→ Problem description
Take the entries below and print all of them exactly, please.

(Items listed in a dataset)
▬▬▬▬▬▬
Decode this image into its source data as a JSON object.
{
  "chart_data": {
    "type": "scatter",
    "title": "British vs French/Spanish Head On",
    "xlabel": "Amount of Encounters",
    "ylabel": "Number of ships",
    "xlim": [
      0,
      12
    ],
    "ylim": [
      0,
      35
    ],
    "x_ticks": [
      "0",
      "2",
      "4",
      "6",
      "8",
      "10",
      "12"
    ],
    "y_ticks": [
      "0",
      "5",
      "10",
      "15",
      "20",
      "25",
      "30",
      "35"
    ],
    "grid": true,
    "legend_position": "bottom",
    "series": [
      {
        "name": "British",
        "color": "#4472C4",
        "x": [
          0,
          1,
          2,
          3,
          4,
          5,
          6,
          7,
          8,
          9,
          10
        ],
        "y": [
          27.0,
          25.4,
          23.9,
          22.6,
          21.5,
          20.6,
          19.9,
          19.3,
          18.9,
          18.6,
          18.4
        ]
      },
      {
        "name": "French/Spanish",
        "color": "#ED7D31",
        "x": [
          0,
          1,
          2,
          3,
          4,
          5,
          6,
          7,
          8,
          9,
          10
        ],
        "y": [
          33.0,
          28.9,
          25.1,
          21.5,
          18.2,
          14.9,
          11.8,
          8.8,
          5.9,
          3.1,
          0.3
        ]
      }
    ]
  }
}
▬▬▬▬▬▬
→ Written solution
Decode this image into its source data as a JSON object.
{
  "chart_data": {
    "type": "scatter",
    "title": "British vs French/Spanish Head On",
    "xlabel": "Amount of Encounters",
    "ylabel": "Number of ships",
    "xlim": [
      0,
      12
    ],
    "ylim": [
      0,
      35
    ],
    "x_ticks": [
      "0",
      "2",
      "4",
      "6",
      "8",
      "10",
      "12"
    ],
    "y_ticks": [
      "0",
      "5",
      "10",
      "15",
      "20",
      "25",
      "30",
      "35"
    ],
    "grid": true,
    "legend_position": "bottom",
    "series": [
      {
        "name": "British",
        "color": "#4472C4",
        "x": [
          0,
          1,
          2,
          3,
          4,
          5,
          6,
          7,
          8,
          9,
          10
        ],
        "y": [
          27.0,
          25.4,
          23.9,
          22.6,
          21.5,
          20.6,
          19.9,
          19.3,
          18.9,
          18.6,
          18.4
        ]
      },
      {
        "name": "French/Spanish",
        "color": "#ED7D31",
        "x": [
          0,
          1,
          2,
          3,
          4,
          5,
          6,
          7,
          8,
          9,
          10
        ],
        "y": [
          33.0,
          28.9,
          25.1,
          21.5,
          18.2,
          14.9,
          11.8,
          8.8,
          5.9,
          3.1,
          0.3
        ]
      }
    ]
  }
}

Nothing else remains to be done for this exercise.